* _Directions for this task_
Each entry below must be repeated exactly, with pictures left out.

* _Provided data_
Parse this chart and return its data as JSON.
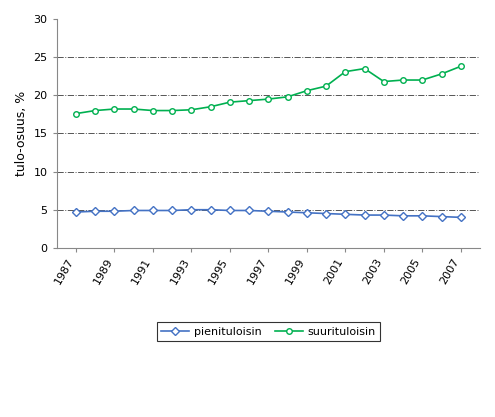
{
  "years": [
    1987,
    1988,
    1989,
    1990,
    1991,
    1992,
    1993,
    1994,
    1995,
    1996,
    1997,
    1998,
    1999,
    2000,
    2001,
    2002,
    2003,
    2004,
    2005,
    2006,
    2007
  ],
  "pienituloisin": [
    4.7,
    4.8,
    4.8,
    4.9,
    4.9,
    4.9,
    5.0,
    5.0,
    4.9,
    4.9,
    4.8,
    4.7,
    4.6,
    4.5,
    4.4,
    4.3,
    4.3,
    4.2,
    4.2,
    4.1,
    4.0
  ],
  "suurituloisin": [
    17.6,
    18.0,
    18.2,
    18.2,
    18.0,
    18.0,
    18.1,
    18.5,
    19.1,
    19.3,
    19.5,
    19.8,
    20.6,
    21.2,
    23.1,
    23.5,
    21.8,
    22.0,
    22.0,
    22.8,
    23.8
  ],
  "line1_color": "#4472c4",
  "line2_color": "#00b050",
  "marker1": "D",
  "marker2": "o",
  "ylabel": "tulo-osuus, %",
  "ylim": [
    0,
    30
  ],
  "yticks": [
    0,
    5,
    10,
    15,
    20,
    25,
    30
  ],
  "xticks": [
    1987,
    1989,
    1991,
    1993,
    1995,
    1997,
    1999,
    2001,
    2003,
    2005,
    2007
  ],
  "legend1": "pienituloisin",
  "legend2": "suurituloisin",
  "grid_color": "#555555",
  "bg_color": "#ffffff"
}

* _Solved problem_
Parse this chart and return its data as JSON.
{
  "years": [
    1987,
    1988,
    1989,
    1990,
    1991,
    1992,
    1993,
    1994,
    1995,
    1996,
    1997,
    1998,
    1999,
    2000,
    2001,
    2002,
    2003,
    2004,
    2005,
    2006,
    2007
  ],
  "pienituloisin": [
    4.7,
    4.8,
    4.8,
    4.9,
    4.9,
    4.9,
    5.0,
    5.0,
    4.9,
    4.9,
    4.8,
    4.7,
    4.6,
    4.5,
    4.4,
    4.3,
    4.3,
    4.2,
    4.2,
    4.1,
    4.0
  ],
  "suurituloisin": [
    17.6,
    18.0,
    18.2,
    18.2,
    18.0,
    18.0,
    18.1,
    18.5,
    19.1,
    19.3,
    19.5,
    19.8,
    20.6,
    21.2,
    23.1,
    23.5,
    21.8,
    22.0,
    22.0,
    22.8,
    23.8
  ],
  "line1_color": "#4472c4",
  "line2_color": "#00b050",
  "marker1": "D",
  "marker2": "o",
  "ylabel": "tulo-osuus, %",
  "ylim": [
    0,
    30
  ],
  "yticks": [
    0,
    5,
    10,
    15,
    20,
    25,
    30
  ],
  "xticks": [
    1987,
    1989,
    1991,
    1993,
    1995,
    1997,
    1999,
    2001,
    2003,
    2005,
    2007
  ],
  "legend1": "pienituloisin",
  "legend2": "suurituloisin",
  "grid_color": "#555555",
  "bg_color": "#ffffff"
}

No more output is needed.